- _THE REQUEST_:
Count every line in the data below where "xlabel" occurs, then state that number and nothing more.

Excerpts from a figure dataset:
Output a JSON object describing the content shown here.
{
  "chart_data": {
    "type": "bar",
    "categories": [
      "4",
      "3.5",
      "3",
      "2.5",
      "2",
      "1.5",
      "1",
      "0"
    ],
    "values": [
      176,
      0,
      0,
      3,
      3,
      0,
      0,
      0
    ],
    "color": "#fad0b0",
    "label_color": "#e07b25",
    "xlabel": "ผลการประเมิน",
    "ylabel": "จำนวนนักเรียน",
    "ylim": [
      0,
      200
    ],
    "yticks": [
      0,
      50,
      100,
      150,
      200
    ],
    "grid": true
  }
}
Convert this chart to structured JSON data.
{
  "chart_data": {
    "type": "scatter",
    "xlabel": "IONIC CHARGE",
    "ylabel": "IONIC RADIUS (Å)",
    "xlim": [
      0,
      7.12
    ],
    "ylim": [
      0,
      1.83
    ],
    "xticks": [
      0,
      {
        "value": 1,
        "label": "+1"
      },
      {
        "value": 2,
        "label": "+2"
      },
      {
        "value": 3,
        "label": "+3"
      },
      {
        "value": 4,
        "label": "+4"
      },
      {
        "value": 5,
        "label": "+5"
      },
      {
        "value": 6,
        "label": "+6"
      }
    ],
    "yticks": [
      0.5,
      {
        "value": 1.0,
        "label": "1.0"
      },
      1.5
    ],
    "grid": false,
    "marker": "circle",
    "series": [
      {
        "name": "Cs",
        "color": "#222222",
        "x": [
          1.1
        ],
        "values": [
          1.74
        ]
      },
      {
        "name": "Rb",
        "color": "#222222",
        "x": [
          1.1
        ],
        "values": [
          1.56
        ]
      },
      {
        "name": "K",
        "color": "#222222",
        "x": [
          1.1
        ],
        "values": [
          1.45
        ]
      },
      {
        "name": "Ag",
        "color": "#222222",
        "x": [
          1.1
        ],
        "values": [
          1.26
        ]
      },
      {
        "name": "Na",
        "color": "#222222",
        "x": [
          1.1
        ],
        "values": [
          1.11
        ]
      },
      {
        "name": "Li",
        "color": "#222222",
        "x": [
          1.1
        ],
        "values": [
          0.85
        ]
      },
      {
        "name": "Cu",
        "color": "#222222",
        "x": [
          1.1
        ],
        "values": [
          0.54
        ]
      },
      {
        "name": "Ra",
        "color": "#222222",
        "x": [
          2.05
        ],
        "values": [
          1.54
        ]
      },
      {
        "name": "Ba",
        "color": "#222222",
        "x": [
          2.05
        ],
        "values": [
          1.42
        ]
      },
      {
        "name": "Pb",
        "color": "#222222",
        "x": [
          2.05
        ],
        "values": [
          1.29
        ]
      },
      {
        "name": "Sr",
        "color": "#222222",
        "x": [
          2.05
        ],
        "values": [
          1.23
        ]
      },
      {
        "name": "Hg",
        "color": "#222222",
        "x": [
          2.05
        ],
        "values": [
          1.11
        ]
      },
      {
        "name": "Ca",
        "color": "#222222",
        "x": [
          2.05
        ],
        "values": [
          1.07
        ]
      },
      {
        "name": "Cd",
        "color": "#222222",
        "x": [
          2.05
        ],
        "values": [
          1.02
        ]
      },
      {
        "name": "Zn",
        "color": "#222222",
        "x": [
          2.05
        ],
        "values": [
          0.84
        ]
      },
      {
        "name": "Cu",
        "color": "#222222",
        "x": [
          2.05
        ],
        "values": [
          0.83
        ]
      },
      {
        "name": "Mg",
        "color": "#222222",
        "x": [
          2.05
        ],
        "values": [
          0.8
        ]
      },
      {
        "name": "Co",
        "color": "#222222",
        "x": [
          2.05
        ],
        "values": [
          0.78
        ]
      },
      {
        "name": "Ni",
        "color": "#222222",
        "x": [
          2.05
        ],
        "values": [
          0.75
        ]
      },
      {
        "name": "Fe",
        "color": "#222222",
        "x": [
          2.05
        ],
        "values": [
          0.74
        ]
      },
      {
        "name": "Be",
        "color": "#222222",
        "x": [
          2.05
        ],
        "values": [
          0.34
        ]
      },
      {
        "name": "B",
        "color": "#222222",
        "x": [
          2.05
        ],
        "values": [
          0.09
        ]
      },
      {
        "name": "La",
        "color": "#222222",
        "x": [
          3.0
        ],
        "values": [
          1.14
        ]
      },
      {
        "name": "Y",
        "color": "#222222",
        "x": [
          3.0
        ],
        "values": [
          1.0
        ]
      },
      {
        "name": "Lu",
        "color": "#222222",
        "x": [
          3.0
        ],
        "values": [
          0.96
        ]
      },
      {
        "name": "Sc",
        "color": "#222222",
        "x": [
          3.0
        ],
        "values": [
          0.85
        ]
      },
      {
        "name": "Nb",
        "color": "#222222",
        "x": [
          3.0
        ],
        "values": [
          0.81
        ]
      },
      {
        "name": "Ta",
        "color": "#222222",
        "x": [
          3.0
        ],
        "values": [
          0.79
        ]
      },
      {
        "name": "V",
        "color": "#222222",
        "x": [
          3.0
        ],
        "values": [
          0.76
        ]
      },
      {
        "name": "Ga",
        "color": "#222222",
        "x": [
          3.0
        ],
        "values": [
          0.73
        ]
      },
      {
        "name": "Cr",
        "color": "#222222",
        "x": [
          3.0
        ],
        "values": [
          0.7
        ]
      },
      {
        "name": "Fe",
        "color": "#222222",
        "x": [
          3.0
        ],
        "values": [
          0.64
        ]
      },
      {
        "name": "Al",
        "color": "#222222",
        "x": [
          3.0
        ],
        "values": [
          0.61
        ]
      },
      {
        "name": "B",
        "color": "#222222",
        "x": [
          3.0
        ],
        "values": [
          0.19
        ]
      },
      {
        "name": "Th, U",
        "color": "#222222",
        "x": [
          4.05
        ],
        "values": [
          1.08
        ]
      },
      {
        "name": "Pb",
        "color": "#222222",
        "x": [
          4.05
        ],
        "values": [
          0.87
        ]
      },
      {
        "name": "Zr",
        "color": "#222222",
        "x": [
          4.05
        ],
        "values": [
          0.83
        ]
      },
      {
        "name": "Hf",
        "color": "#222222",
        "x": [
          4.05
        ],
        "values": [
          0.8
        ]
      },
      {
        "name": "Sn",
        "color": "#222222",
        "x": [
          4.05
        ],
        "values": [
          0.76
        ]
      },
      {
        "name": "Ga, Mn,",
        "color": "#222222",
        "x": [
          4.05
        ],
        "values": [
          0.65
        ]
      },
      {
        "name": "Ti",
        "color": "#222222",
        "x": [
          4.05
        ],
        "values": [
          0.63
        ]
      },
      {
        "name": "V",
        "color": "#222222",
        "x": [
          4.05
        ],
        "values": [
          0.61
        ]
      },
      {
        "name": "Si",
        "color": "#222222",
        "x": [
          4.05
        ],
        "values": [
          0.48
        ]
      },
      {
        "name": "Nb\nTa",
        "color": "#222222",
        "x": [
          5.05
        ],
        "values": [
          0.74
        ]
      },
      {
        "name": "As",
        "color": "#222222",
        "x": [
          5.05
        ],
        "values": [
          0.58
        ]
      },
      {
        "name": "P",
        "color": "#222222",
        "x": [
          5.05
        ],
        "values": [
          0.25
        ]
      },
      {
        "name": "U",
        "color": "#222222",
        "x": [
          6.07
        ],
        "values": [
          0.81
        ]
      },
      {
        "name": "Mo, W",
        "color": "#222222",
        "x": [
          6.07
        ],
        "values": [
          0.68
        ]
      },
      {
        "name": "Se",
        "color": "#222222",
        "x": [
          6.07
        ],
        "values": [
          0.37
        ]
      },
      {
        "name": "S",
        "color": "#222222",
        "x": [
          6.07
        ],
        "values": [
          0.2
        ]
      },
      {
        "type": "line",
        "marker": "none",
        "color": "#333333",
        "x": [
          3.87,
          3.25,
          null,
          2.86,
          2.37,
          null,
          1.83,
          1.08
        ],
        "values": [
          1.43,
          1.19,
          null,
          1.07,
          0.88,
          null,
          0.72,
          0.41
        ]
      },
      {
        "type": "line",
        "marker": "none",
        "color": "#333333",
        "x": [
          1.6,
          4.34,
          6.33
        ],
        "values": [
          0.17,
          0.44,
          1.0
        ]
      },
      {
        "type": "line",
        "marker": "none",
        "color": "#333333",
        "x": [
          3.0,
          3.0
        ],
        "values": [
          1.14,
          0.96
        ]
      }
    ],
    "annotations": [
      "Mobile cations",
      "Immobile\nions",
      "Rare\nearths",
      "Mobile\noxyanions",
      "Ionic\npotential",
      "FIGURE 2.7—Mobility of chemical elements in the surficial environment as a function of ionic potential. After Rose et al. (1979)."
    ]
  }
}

- _REPLY TO THE EXERCISE_:
2